• Goal of the exercise: Print each of the entries exactly, leaving nothing out.

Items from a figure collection
::::::::

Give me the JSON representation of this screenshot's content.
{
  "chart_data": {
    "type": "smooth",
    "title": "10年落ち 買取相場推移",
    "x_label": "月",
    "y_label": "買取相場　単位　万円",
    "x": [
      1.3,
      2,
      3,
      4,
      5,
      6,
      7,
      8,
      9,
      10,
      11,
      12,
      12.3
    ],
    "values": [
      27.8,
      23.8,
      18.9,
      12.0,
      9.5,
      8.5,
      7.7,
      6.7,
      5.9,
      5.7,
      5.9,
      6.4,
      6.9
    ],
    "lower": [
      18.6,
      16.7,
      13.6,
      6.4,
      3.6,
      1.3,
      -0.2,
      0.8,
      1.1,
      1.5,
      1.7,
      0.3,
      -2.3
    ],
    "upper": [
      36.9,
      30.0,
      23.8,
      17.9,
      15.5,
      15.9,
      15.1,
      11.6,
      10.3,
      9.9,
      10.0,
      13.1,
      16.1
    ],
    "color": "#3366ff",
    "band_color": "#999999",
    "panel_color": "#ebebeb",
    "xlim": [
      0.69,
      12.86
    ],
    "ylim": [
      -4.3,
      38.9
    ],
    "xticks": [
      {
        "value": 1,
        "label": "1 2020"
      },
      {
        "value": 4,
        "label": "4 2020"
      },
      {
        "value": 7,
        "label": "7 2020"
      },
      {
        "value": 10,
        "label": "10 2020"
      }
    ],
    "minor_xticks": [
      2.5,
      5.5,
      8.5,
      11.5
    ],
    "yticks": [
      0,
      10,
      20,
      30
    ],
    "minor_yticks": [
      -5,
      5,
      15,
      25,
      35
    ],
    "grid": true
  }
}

::::::::

• Completed exercise:
Give me the JSON representation of this screenshot's content.
{
  "chart_data": {
    "type": "smooth",
    "title": "10年落ち 買取相場推移",
    "x_label": "月",
    "y_label": "買取相場　単位　万円",
    "x": [
      1.3,
      2,
      3,
      4,
      5,
      6,
      7,
      8,
      9,
      10,
      11,
      12,
      12.3
    ],
    "values": [
      27.8,
      23.8,
      18.9,
      12.0,
      9.5,
      8.5,
      7.7,
      6.7,
      5.9,
      5.7,
      5.9,
      6.4,
      6.9
    ],
    "lower": [
      18.6,
      16.7,
      13.6,
      6.4,
      3.6,
      1.3,
      -0.2,
      0.8,
      1.1,
      1.5,
      1.7,
      0.3,
      -2.3
    ],
    "upper": [
      36.9,
      30.0,
      23.8,
      17.9,
      15.5,
      15.9,
      15.1,
      11.6,
      10.3,
      9.9,
      10.0,
      13.1,
      16.1
    ],
    "color": "#3366ff",
    "band_color": "#999999",
    "panel_color": "#ebebeb",
    "xlim": [
      0.69,
      12.86
    ],
    "ylim": [
      -4.3,
      38.9
    ],
    "xticks": [
      {
        "value": 1,
        "label": "1 2020"
      },
      {
        "value": 4,
        "label": "4 2020"
      },
      {
        "value": 7,
        "label": "7 2020"
      },
      {
        "value": 10,
        "label": "10 2020"
      }
    ],
    "minor_xticks": [
      2.5,
      5.5,
      8.5,
      11.5
    ],
    "yticks": [
      0,
      10,
      20,
      30
    ],
    "minor_yticks": [
      -5,
      5,
      15,
      25,
      35
    ],
    "grid": true
  }
}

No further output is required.